TASK BRIEF:
Repeat the listing word for word. No pictures belong in the copy.

Collected data entries

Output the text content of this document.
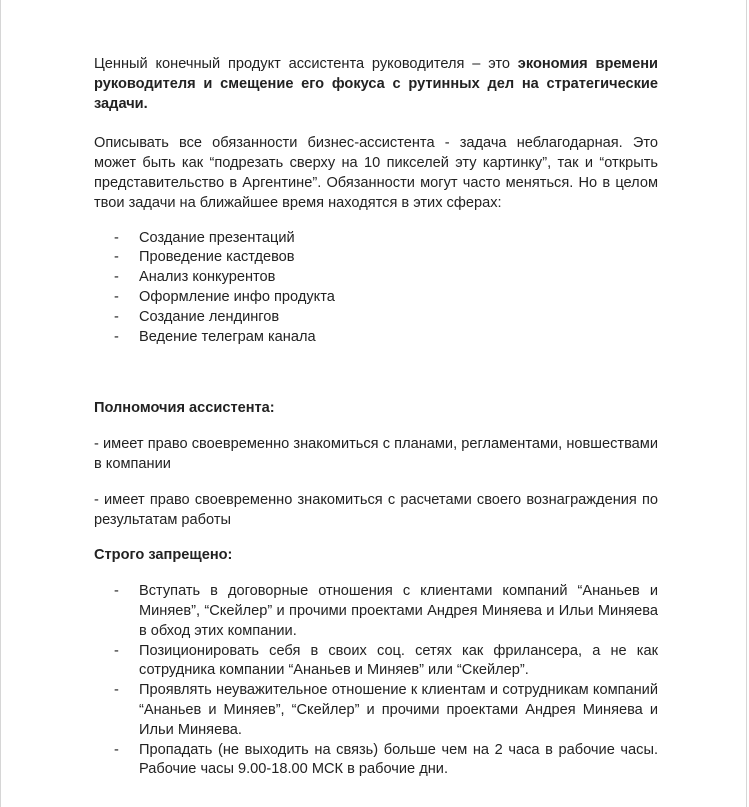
Ценный конечный продукт ассистента руководителя – это экономия времени руководителя и смещение его фокуса с рутинных дел на стратегические задачи.

Описывать все обязанности бизнес-ассистента - задача неблагодарная. Это может быть как “подрезать сверху на 10 пикселей эту картинку”, так и “открыть представительство в Аргентине”. Обязанности могут часто меняться. Но в целом твои задачи на ближайшее время находятся в этих сферах:

- Создание презентаций
- Проведение кастдевов
- Анализ конкурентов
- Оформление инфо продукта
- Создание лендингов
- Ведение телеграм канала

Полномочия ассистента:

- имеет право своевременно знакомиться с планами, регламентами, новшествами в компании

- имеет право своевременно знакомиться с расчетами своего вознаграждения по результатам работы

Строго запрещено:

- Вступать в договорные отношения с клиентами компаний “Ананьев и Миняев”, “Скейлер” и прочими проектами Андрея Миняева и Ильи Миняева в обход этих компании.
- Позиционировать себя в своих соц. сетях как фрилансера, а не как сотрудника компании “Ананьев и Миняев” или “Скейлер”.
- Проявлять неуважительное отношение к клиентам и сотрудникам компаний “Ананьев и Миняев”, “Скейлер” и прочими проектами Андрея Миняева и Ильи Миняева.
- Пропадать (не выходить на связь) больше чем на 2 часа в рабочие часы. Рабочие часы 9.00-18.00 МСК в рабочие дни.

RESULT BELOW:
Output the text content of this document.
Ценный конечный продукт ассистента руководителя – это экономия времени руководителя и смещение его фокуса с рутинных дел на стратегические задачи.

Описывать все обязанности бизнес-ассистента - задача неблагодарная. Это может быть как “подрезать сверху на 10 пикселей эту картинку”, так и “открыть представительство в Аргентине”. Обязанности могут часто меняться. Но в целом твои задачи на ближайшее время находятся в этих сферах:

- Создание презентаций
- Проведение кастдевов
- Анализ конкурентов
- Оформление инфо продукта
- Создание лендингов
- Ведение телеграм канала

Полномочия ассистента:

- имеет право своевременно знакомиться с планами, регламентами, новшествами в компании

- имеет право своевременно знакомиться с расчетами своего вознаграждения по результатам работы

Строго запрещено:

- Вступать в договорные отношения с клиентами компаний “Ананьев и Миняев”, “Скейлер” и прочими проектами Андрея Миняева и Ильи Миняева в обход этих компании.
- Позиционировать себя в своих соц. сетях как фрилансера, а не как сотрудника компании “Ананьев и Миняев” или “Скейлер”.
- Проявлять неуважительное отношение к клиентам и сотрудникам компаний “Ананьев и Миняев”, “Скейлер” и прочими проектами Андрея Миняева и Ильи Миняева.
- Пропадать (не выходить на связь) больше чем на 2 часа в рабочие часы. Рабочие часы 9.00-18.00 МСК в рабочие дни.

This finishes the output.